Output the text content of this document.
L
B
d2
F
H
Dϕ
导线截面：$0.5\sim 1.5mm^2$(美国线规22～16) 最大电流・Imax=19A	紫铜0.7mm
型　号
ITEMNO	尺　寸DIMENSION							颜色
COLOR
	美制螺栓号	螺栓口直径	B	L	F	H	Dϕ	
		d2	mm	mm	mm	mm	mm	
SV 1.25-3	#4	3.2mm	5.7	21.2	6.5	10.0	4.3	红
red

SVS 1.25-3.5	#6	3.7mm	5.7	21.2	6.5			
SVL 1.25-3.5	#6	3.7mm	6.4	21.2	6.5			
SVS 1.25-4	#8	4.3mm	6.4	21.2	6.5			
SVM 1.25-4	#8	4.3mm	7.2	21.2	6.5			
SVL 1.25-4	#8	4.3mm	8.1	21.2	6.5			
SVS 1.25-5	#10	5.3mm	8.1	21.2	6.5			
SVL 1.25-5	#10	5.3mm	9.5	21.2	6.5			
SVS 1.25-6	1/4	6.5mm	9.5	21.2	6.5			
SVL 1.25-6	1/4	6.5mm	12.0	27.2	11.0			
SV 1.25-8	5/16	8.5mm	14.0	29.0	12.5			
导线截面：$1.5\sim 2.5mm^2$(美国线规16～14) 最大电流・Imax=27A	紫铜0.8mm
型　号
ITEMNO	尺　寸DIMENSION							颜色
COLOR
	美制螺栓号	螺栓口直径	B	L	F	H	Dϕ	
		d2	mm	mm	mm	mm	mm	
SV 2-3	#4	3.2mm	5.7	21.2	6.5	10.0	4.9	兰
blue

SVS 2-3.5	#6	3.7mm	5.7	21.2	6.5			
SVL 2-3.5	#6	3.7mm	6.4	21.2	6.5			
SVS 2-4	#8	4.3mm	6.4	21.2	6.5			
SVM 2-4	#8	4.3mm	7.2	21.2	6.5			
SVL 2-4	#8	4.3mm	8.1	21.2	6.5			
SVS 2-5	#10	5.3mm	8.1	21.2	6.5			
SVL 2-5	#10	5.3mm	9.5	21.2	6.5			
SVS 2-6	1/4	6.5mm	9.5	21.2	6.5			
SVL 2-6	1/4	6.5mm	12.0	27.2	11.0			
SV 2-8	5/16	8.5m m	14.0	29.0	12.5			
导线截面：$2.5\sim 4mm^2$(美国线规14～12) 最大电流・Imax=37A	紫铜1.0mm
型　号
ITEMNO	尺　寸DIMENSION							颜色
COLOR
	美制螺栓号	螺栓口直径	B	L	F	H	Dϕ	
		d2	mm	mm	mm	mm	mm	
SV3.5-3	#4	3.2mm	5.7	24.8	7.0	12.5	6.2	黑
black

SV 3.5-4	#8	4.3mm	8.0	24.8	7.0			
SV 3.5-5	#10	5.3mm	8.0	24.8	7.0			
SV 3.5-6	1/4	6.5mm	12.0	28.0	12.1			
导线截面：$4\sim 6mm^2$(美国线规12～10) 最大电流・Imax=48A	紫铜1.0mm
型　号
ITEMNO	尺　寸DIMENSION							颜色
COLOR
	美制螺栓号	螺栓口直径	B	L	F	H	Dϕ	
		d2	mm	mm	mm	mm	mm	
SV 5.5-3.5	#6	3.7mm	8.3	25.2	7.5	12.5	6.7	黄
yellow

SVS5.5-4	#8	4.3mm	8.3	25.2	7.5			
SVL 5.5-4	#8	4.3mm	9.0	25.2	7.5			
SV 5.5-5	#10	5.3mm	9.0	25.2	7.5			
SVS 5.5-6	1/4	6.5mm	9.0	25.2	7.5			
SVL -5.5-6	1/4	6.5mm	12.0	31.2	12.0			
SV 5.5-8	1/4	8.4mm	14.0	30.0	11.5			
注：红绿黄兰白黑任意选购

### EXERCISE DETAILS
Extract each record, keeping it identical to the original.

### TASK ANSWER
Output the text content of this document.
L
B
d2
F
H
Dϕ
导线截面：$0.5\sim 1.5mm^2$(美国线规22～16) 最大电流・Imax=19A	紫铜0.7mm
型　号
ITEMNO	尺　寸DIMENSION							颜色
COLOR
	美制螺栓号	螺栓口直径	B	L	F	H	Dϕ	
		d2	mm	mm	mm	mm	mm	
SV 1.25-3	#4	3.2mm	5.7	21.2	6.5	10.0	4.3	红
red

SVS 1.25-3.5	#6	3.7mm	5.7	21.2	6.5			
SVL 1.25-3.5	#6	3.7mm	6.4	21.2	6.5			
SVS 1.25-4	#8	4.3mm	6.4	21.2	6.5			
SVM 1.25-4	#8	4.3mm	7.2	21.2	6.5			
SVL 1.25-4	#8	4.3mm	8.1	21.2	6.5			
SVS 1.25-5	#10	5.3mm	8.1	21.2	6.5			
SVL 1.25-5	#10	5.3mm	9.5	21.2	6.5			
SVS 1.25-6	1/4	6.5mm	9.5	21.2	6.5			
SVL 1.25-6	1/4	6.5mm	12.0	27.2	11.0			
SV 1.25-8	5/16	8.5mm	14.0	29.0	12.5			
导线截面：$1.5\sim 2.5mm^2$(美国线规16～14) 最大电流・Imax=27A	紫铜0.8mm
型　号
ITEMNO	尺　寸DIMENSION							颜色
COLOR
	美制螺栓号	螺栓口直径	B	L	F	H	Dϕ	
		d2	mm	mm	mm	mm	mm	
SV 2-3	#4	3.2mm	5.7	21.2	6.5	10.0	4.9	兰
blue

SVS 2-3.5	#6	3.7mm	5.7	21.2	6.5			
SVL 2-3.5	#6	3.7mm	6.4	21.2	6.5			
SVS 2-4	#8	4.3mm	6.4	21.2	6.5			
SVM 2-4	#8	4.3mm	7.2	21.2	6.5			
SVL 2-4	#8	4.3mm	8.1	21.2	6.5			
SVS 2-5	#10	5.3mm	8.1	21.2	6.5			
SVL 2-5	#10	5.3mm	9.5	21.2	6.5			
SVS 2-6	1/4	6.5mm	9.5	21.2	6.5			
SVL 2-6	1/4	6.5mm	12.0	27.2	11.0			
SV 2-8	5/16	8.5m m	14.0	29.0	12.5			
导线截面：$2.5\sim 4mm^2$(美国线规14～12) 最大电流・Imax=37A	紫铜1.0mm
型　号
ITEMNO	尺　寸DIMENSION							颜色
COLOR
	美制螺栓号	螺栓口直径	B	L	F	H	Dϕ	
		d2	mm	mm	mm	mm	mm	
SV3.5-3	#4	3.2mm	5.7	24.8	7.0	12.5	6.2	黑
black

SV 3.5-4	#8	4.3mm	8.0	24.8	7.0			
SV 3.5-5	#10	5.3mm	8.0	24.8	7.0			
SV 3.5-6	1/4	6.5mm	12.0	28.0	12.1			
导线截面：$4\sim 6mm^2$(美国线规12～10) 最大电流・Imax=48A	紫铜1.0mm
型　号
ITEMNO	尺　寸DIMENSION							颜色
COLOR
	美制螺栓号	螺栓口直径	B	L	F	H	Dϕ	
		d2	mm	mm	mm	mm	mm	
SV 5.5-3.5	#6	3.7mm	8.3	25.2	7.5	12.5	6.7	黄
yellow

SVS5.5-4	#8	4.3mm	8.3	25.2	7.5			
SVL 5.5-4	#8	4.3mm	9.0	25.2	7.5			
SV 5.5-5	#10	5.3mm	9.0	25.2	7.5			
SVS 5.5-6	1/4	6.5mm	9.0	25.2	7.5			
SVL -5.5-6	1/4	6.5mm	12.0	31.2	12.0			
SV 5.5-8	1/4	8.4mm	14.0	30.0	11.5			
注：红绿黄兰白黑任意选购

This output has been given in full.